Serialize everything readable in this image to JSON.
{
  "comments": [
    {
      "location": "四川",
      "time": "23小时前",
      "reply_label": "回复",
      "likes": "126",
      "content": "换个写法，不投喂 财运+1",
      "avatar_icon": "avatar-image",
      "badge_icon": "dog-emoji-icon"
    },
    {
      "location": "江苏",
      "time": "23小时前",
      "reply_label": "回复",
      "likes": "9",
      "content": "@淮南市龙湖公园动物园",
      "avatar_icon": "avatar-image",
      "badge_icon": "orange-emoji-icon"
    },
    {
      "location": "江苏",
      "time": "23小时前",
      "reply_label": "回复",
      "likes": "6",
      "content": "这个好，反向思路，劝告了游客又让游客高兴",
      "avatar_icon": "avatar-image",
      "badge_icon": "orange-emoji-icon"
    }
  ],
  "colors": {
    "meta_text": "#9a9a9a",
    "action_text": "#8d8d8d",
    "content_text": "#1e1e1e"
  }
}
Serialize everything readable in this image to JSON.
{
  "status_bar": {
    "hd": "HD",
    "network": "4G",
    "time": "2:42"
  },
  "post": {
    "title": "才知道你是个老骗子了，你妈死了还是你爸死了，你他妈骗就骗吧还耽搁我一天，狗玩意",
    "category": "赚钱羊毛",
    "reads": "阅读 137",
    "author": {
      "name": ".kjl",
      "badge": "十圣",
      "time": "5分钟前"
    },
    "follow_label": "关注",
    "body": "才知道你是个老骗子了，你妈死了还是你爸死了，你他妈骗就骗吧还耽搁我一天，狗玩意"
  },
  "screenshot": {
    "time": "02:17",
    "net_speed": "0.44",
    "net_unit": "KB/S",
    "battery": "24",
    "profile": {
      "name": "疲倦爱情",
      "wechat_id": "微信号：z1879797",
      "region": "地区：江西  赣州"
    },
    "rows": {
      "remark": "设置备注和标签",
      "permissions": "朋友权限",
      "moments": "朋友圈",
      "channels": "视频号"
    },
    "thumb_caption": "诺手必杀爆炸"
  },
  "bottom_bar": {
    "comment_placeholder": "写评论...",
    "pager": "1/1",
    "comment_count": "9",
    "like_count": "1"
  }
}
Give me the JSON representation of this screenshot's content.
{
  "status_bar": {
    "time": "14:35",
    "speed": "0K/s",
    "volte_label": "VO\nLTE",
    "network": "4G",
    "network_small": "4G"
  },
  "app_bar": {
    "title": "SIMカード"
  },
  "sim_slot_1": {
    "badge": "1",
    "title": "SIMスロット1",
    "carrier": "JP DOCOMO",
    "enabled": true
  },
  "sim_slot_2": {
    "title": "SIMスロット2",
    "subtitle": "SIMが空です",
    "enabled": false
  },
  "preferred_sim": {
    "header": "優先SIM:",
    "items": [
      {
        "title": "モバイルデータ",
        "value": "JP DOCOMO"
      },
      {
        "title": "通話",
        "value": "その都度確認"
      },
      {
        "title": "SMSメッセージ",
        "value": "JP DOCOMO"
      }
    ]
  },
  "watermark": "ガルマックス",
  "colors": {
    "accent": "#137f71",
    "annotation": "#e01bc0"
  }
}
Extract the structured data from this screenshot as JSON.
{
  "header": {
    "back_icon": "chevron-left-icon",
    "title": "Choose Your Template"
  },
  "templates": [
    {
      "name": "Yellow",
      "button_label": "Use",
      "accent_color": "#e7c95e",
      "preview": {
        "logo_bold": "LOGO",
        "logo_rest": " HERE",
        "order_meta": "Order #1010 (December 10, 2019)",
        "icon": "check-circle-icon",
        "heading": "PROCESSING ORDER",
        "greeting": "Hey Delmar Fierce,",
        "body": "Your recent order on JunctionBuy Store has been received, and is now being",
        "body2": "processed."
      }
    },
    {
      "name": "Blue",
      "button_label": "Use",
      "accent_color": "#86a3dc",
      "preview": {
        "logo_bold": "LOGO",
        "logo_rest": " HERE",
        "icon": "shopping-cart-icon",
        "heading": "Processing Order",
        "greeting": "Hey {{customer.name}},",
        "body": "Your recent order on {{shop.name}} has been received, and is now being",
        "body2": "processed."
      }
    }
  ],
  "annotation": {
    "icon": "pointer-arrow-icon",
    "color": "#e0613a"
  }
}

****************

Aim of the task: In the entries above, identify every line with the word "screenshot". Copy those lines.

Answer for this exercise:
  "screenshot": {
Give me the JSON representation of this screenshot's content.
Extract the structured data from this screenshot as JSON.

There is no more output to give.